### Data to examine:
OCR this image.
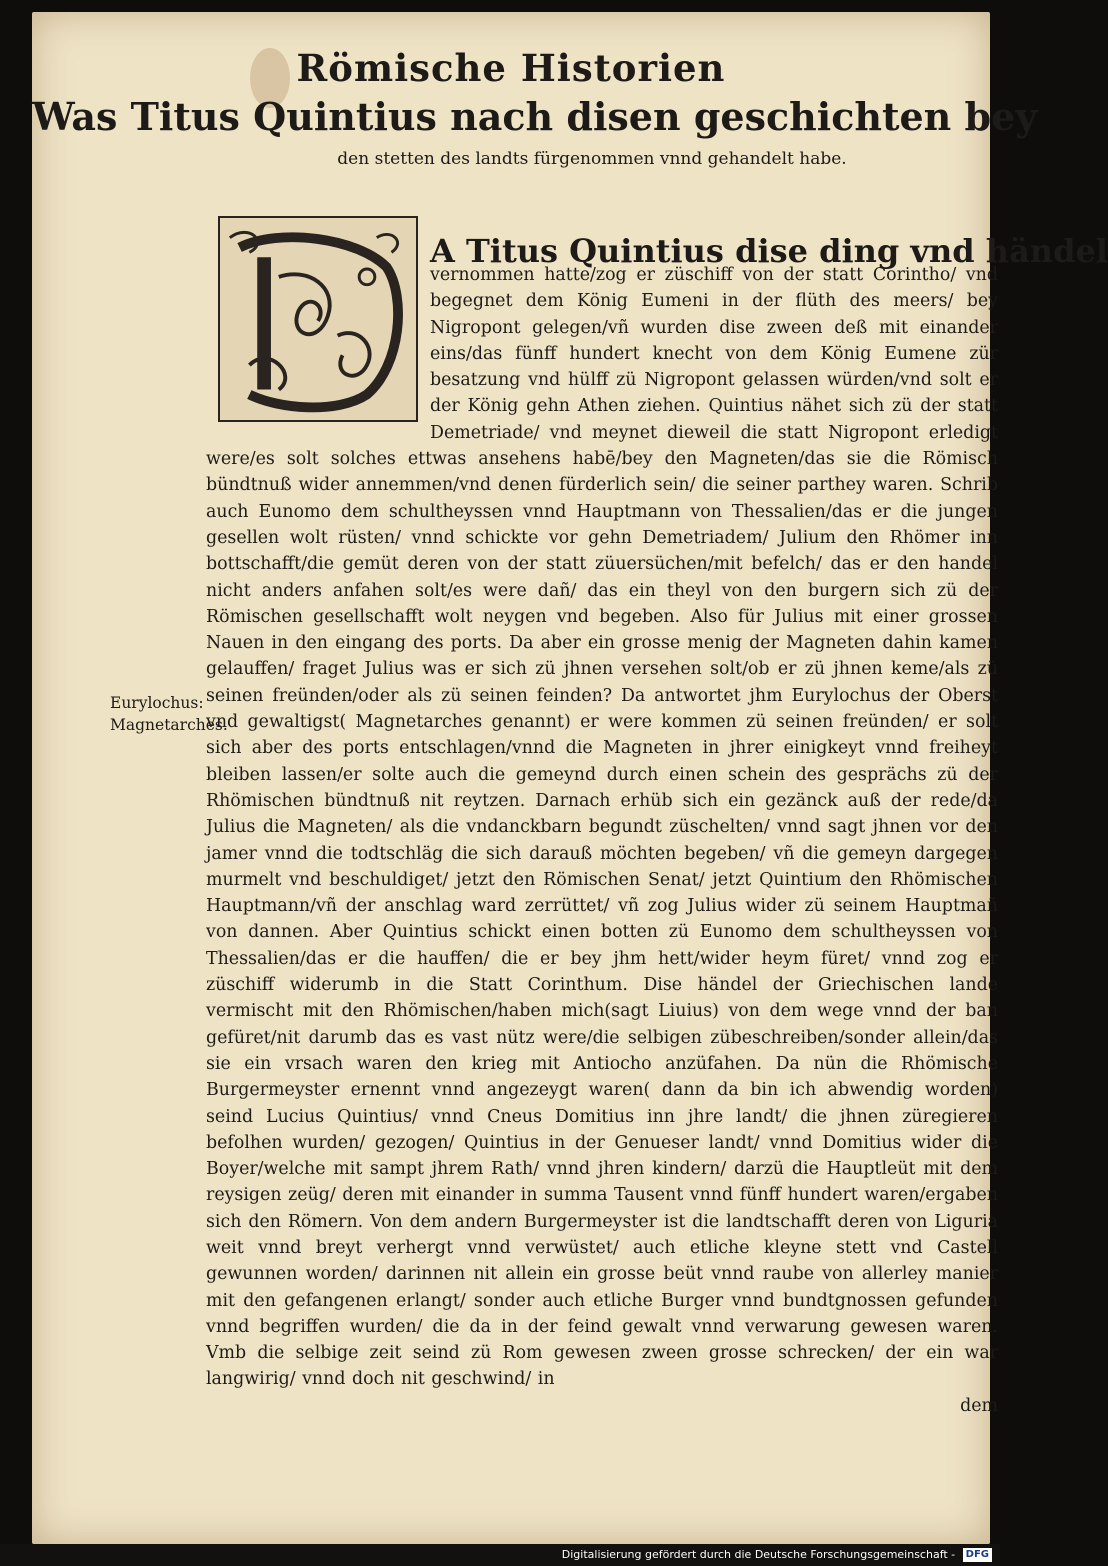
Römische Historien
Was Titus Quintius nach disen geschichten bey
den stetten des landts fürgenommen vnnd gehandelt habe.
A Titus Quintius dise ding vnd händel
vernommen hatte/zog er züschiff von der statt Corintho/ vnd begegnet dem König Eumeni in der flüth des meers/ bey Nigropont gelegen/vñ wurden dise zween deß mit einander eins/das fünff hundert knecht von dem König Eumene zür besatzung vnd hülff zü Nigropont gelassen würden/vnd solt er der König gehn Athen ziehen. Quintius nähet sich zü der statt Demetriade/ vnd meynet dieweil die statt Nigropont erledigt were/es solt solches ettwas ansehens habē/bey den Magneten/das sie die Römisch bündtnuß wider annemmen/vnd denen fürderlich sein/ die seiner parthey waren. Schrib auch Eunomo dem schultheyssen vnnd Hauptmann von Thessalien/das er die jungen gesellen wolt rüsten/ vnnd schickte vor gehn Demetriadem/ Julium den Rhömer inn bottschafft/die gemüt deren von der statt züuersüchen/mit befelch/ das er den handel nicht anders anfahen solt/es were dañ/ das ein theyl von den burgern sich zü der Römischen gesellschafft wolt neygen vnd begeben. Also für Julius mit einer grossen Nauen in den eingang des ports. Da aber ein grosse menig der Magneten dahin kamen gelauffen/ fraget Julius was er sich zü jhnen versehen solt/ob er zü jhnen keme/als zü seinen freünden/oder als zü seinen feinden? Da antwortet jhm Eurylochus der Oberst vnd gewaltigst( Magnetarches genannt) er were kommen zü seinen freünden/ er solt sich aber des ports entschlagen/vnnd die Magneten in jhrer einigkeyt vnnd freiheyt bleiben lassen/er solte auch die gemeynd durch einen schein des gesprächs zü der Rhömischen bündtnuß nit reytzen. Darnach erhüb sich ein gezänck auß der rede/da Julius die Magneten/ als die vndanckbarn begundt züschelten/ vnnd sagt jhnen vor den jamer vnnd die todtschläg die sich darauß möchten begeben/ vñ die gemeyn dargegen murmelt vnd beschuldiget/ jetzt den Römischen Senat/ jetzt Quintium den Rhömischen Hauptmann/vñ der anschlag ward zerrüttet/ vñ zog Julius wider zü seinem Hauptmañ von dannen. Aber Quintius schickt einen botten zü Eunomo dem schultheyssen von Thessalien/das er die hauffen/ die er bey jhm hett/wider heym füret/ vnnd zog er züschiff widerumb in die Statt Corinthum. Dise händel der Griechischen lande vermischt mit den Rhömischen/haben mich(sagt Liuius) von dem wege vnnd der ban gefüret/nit darumb das es vast nütz were/die selbigen zübeschreiben/sonder allein/das sie ein vrsach waren den krieg mit Antiocho anzüfahen. Da nün die Rhömische Burgermeyster ernennt vnnd angezeygt waren( dann da bin ich abwendig worden) seind Lucius Quintius/ vnnd Cneus Domitius inn jhre landt/ die jhnen züregieren befolhen wurden/ gezogen/ Quintius in der Genueser landt/ vnnd Domitius wider die Boyer/welche mit sampt jhrem Rath/ vnnd jhren kindern/ darzü die Hauptleüt mit dem reysigen zeüg/ deren mit einander in summa Tausent vnnd fünff hundert waren/ergaben sich den Römern. Von dem andern Burgermeyster ist die landtschafft deren von Liguria weit vnnd breyt verhergt vnnd verwüstet/ auch etliche kleyne stett vnd Castell gewunnen worden/ darinnen nit allein ein grosse beüt vnnd raube von allerley manier mit den gefangenen erlangt/ sonder auch etliche Burger vnnd bundtgnossen gefunden vnnd begriffen wurden/ die da in der feind gewalt vnnd verwarung gewesen waren. Vmb die selbige zeit seind zü Rom gewesen zween grosse schrecken/ der ein war langwirig/ vnnd doch nit geschwind/ in

dem
Eurylochus: Magnetarches.
Digitalisierung gefördert durch die Deutsche Forschungsgemeinschaft - DFG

### Your objective:
All lines above that contain the word "Titus" are to be copied.

### Your response:
Was Titus Quintius nach disen geschichten bey
A Titus Quintius dise ding vnd händel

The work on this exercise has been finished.